Records about charts and figures

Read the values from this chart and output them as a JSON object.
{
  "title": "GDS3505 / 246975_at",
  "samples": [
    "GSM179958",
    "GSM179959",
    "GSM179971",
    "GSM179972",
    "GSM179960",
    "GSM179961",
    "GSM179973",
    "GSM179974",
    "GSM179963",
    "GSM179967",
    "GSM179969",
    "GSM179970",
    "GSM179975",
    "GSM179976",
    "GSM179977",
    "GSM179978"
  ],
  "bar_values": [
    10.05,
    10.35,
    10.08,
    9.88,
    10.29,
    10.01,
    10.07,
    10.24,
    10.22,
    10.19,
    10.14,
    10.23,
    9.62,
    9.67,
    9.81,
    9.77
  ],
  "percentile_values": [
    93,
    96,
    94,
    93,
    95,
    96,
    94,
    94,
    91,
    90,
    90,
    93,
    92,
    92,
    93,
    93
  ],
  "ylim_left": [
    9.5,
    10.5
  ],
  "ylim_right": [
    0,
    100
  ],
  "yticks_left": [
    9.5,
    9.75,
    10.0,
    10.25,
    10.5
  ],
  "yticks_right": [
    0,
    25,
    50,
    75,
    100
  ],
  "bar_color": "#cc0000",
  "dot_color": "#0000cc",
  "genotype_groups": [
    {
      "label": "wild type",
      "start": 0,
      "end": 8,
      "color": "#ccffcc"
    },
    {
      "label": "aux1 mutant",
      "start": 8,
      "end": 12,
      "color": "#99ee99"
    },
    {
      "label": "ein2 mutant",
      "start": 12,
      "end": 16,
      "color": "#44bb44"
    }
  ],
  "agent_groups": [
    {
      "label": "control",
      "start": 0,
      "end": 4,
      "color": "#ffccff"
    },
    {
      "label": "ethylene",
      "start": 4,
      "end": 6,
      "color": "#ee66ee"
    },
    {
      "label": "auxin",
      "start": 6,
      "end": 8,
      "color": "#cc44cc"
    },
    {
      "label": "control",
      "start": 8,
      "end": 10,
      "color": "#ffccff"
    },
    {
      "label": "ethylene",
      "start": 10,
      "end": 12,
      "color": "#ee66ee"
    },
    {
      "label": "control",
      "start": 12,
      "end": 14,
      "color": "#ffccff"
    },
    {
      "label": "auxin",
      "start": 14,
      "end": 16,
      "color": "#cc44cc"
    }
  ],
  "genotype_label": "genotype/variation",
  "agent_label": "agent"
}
--
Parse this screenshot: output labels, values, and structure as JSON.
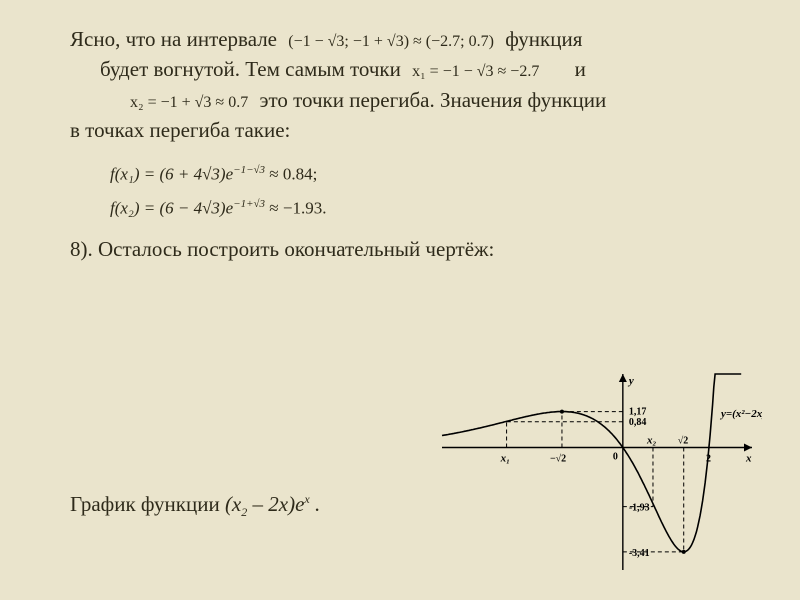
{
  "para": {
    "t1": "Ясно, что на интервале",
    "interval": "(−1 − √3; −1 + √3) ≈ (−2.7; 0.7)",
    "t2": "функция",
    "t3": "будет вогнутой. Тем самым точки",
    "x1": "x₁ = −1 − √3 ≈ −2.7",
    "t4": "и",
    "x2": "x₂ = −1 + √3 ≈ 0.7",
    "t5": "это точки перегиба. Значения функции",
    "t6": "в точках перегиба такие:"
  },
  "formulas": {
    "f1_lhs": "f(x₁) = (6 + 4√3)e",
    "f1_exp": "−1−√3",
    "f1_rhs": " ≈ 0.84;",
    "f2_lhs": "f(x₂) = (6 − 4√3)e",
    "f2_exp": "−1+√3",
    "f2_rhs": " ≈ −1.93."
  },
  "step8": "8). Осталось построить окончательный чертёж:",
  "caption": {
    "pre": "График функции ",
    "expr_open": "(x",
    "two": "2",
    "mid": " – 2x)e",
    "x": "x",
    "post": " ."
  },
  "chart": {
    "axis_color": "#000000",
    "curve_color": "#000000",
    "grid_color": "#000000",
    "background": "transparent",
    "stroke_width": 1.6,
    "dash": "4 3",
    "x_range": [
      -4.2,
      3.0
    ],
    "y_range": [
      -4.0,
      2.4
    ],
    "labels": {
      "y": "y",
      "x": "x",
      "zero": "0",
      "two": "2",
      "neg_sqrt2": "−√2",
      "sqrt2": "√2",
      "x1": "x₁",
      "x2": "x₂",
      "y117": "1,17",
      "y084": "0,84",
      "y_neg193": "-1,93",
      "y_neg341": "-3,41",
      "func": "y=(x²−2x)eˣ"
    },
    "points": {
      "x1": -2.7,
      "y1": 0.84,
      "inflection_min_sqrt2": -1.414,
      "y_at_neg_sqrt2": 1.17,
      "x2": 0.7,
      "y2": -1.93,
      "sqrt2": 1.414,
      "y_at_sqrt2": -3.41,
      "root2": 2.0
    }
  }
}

> _YOUR GOAL_: Give only the number of lines in the records that include the word "this".

> _CORRECT OUTPUT_: 2